## Required work:
In your copy of the data, omit the pictures and keep all else exactly as given.

## Records for this task:
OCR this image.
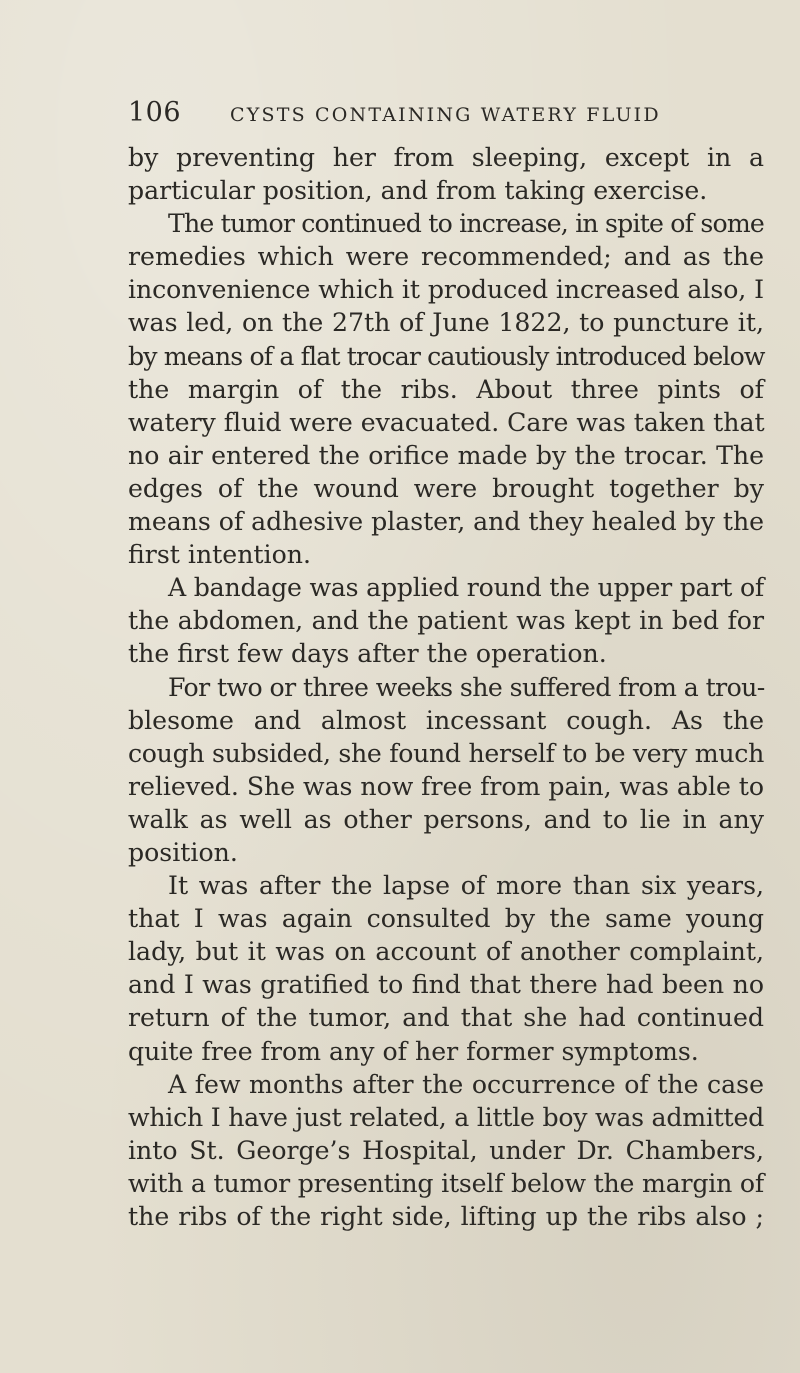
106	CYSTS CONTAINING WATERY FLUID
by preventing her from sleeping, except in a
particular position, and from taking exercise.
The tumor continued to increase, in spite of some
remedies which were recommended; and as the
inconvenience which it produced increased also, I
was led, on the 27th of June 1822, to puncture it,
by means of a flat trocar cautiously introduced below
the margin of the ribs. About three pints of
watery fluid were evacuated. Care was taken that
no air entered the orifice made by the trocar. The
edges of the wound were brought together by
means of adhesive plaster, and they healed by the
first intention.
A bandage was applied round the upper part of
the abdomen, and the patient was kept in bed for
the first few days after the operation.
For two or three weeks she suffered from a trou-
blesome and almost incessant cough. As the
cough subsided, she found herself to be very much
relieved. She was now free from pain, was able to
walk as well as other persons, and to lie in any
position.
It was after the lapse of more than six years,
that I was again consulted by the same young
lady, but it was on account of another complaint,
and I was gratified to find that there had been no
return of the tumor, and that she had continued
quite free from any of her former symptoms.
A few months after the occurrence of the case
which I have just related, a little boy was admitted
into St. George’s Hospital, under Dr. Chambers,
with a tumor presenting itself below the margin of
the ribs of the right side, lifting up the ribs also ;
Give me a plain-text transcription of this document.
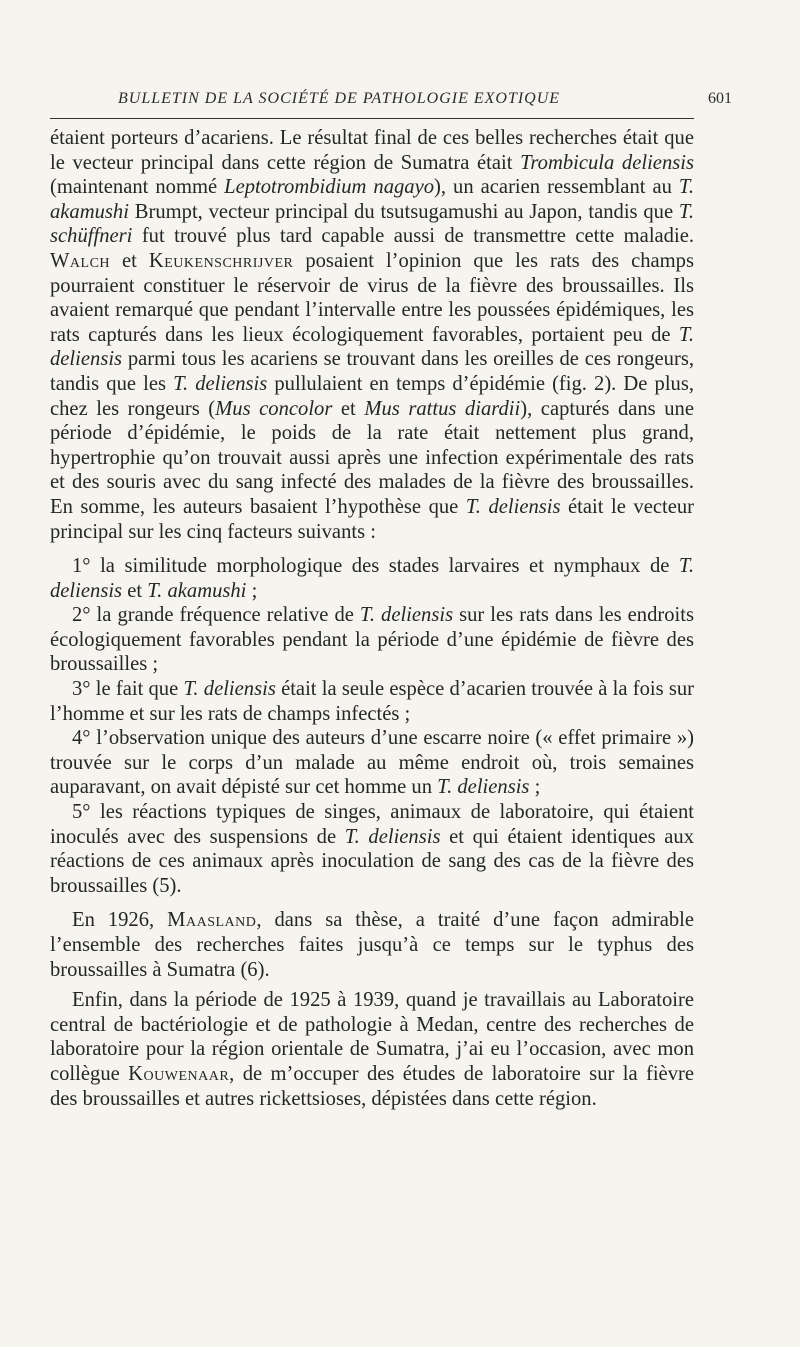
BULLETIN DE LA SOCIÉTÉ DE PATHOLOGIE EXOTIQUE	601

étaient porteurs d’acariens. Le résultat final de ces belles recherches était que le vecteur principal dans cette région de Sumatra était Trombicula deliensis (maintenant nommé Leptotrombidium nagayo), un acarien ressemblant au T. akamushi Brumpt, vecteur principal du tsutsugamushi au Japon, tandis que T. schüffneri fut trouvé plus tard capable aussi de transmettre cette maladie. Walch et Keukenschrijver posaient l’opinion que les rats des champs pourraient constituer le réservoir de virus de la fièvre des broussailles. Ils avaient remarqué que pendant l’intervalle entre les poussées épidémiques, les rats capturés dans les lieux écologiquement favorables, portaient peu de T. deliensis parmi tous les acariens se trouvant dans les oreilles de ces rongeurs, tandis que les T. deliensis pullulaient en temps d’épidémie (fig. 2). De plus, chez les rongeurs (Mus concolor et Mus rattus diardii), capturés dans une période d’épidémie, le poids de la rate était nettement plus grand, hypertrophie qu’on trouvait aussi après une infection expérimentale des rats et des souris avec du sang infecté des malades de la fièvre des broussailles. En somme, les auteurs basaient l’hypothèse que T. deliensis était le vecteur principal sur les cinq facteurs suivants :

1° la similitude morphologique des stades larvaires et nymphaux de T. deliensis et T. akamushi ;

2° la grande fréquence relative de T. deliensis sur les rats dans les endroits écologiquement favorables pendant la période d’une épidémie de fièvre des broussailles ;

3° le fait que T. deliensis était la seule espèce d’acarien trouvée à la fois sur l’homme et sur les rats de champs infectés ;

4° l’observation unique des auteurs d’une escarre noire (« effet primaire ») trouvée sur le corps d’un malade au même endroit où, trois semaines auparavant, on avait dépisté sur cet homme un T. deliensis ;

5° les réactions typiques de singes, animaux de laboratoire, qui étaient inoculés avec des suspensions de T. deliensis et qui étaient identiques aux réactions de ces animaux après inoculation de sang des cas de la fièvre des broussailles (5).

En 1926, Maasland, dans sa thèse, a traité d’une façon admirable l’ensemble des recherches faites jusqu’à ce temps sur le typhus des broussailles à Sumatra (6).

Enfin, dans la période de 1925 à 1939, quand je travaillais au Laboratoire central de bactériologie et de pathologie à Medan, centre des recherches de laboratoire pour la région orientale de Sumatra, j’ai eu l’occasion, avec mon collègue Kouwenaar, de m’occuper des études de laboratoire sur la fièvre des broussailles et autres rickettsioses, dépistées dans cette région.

## Result below:
OCR this image.
106	CYSTS CONTAINING WATERY FLUID
by preventing her from sleeping, except in a
particular position, and from taking exercise.
The tumor continued to increase, in spite of some
remedies which were recommended; and as the
inconvenience which it produced increased also, I
was led, on the 27th of June 1822, to puncture it,
by means of a flat trocar cautiously introduced below
the margin of the ribs. About three pints of
watery fluid were evacuated. Care was taken that
no air entered the orifice made by the trocar. The
edges of the wound were brought together by
means of adhesive plaster, and they healed by the
first intention.
A bandage was applied round the upper part of
the abdomen, and the patient was kept in bed for
the first few days after the operation.
For two or three weeks she suffered from a trou-
blesome and almost incessant cough. As the
cough subsided, she found herself to be very much
relieved. She was now free from pain, was able to
walk as well as other persons, and to lie in any
position.
It was after the lapse of more than six years,
that I was again consulted by the same young
lady, but it was on account of another complaint,
and I was gratified to find that there had been no
return of the tumor, and that she had continued
quite free from any of her former symptoms.
A few months after the occurrence of the case
which I have just related, a little boy was admitted
into St. George’s Hospital, under Dr. Chambers,
with a tumor presenting itself below the margin of
the ribs of the right side, lifting up the ribs also ;
Give me a plain-text transcription of this document.
BULLETIN DE LA SOCIÉTÉ DE PATHOLOGIE EXOTIQUE	601

étaient porteurs d’acariens. Le résultat final de ces belles recherches était que le vecteur principal dans cette région de Sumatra était Trombicula deliensis (maintenant nommé Leptotrombidium nagayo), un acarien ressemblant au T. akamushi Brumpt, vecteur principal du tsutsugamushi au Japon, tandis que T. schüffneri fut trouvé plus tard capable aussi de transmettre cette maladie. Walch et Keukenschrijver posaient l’opinion que les rats des champs pourraient constituer le réservoir de virus de la fièvre des broussailles. Ils avaient remarqué que pendant l’intervalle entre les poussées épidémiques, les rats capturés dans les lieux écologiquement favorables, portaient peu de T. deliensis parmi tous les acariens se trouvant dans les oreilles de ces rongeurs, tandis que les T. deliensis pullulaient en temps d’épidémie (fig. 2). De plus, chez les rongeurs (Mus concolor et Mus rattus diardii), capturés dans une période d’épidémie, le poids de la rate était nettement plus grand, hypertrophie qu’on trouvait aussi après une infection expérimentale des rats et des souris avec du sang infecté des malades de la fièvre des broussailles. En somme, les auteurs basaient l’hypothèse que T. deliensis était le vecteur principal sur les cinq facteurs suivants :

1° la similitude morphologique des stades larvaires et nymphaux de T. deliensis et T. akamushi ;

2° la grande fréquence relative de T. deliensis sur les rats dans les endroits écologiquement favorables pendant la période d’une épidémie de fièvre des broussailles ;

3° le fait que T. deliensis était la seule espèce d’acarien trouvée à la fois sur l’homme et sur les rats de champs infectés ;

4° l’observation unique des auteurs d’une escarre noire (« effet primaire ») trouvée sur le corps d’un malade au même endroit où, trois semaines auparavant, on avait dépisté sur cet homme un T. deliensis ;

5° les réactions typiques de singes, animaux de laboratoire, qui étaient inoculés avec des suspensions de T. deliensis et qui étaient identiques aux réactions de ces animaux après inoculation de sang des cas de la fièvre des broussailles (5).

En 1926, Maasland, dans sa thèse, a traité d’une façon admirable l’ensemble des recherches faites jusqu’à ce temps sur le typhus des broussailles à Sumatra (6).

Enfin, dans la période de 1925 à 1939, quand je travaillais au Laboratoire central de bactériologie et de pathologie à Medan, centre des recherches de laboratoire pour la région orientale de Sumatra, j’ai eu l’occasion, avec mon collègue Kouwenaar, de m’occuper des études de laboratoire sur la fièvre des broussailles et autres rickettsioses, dépistées dans cette région.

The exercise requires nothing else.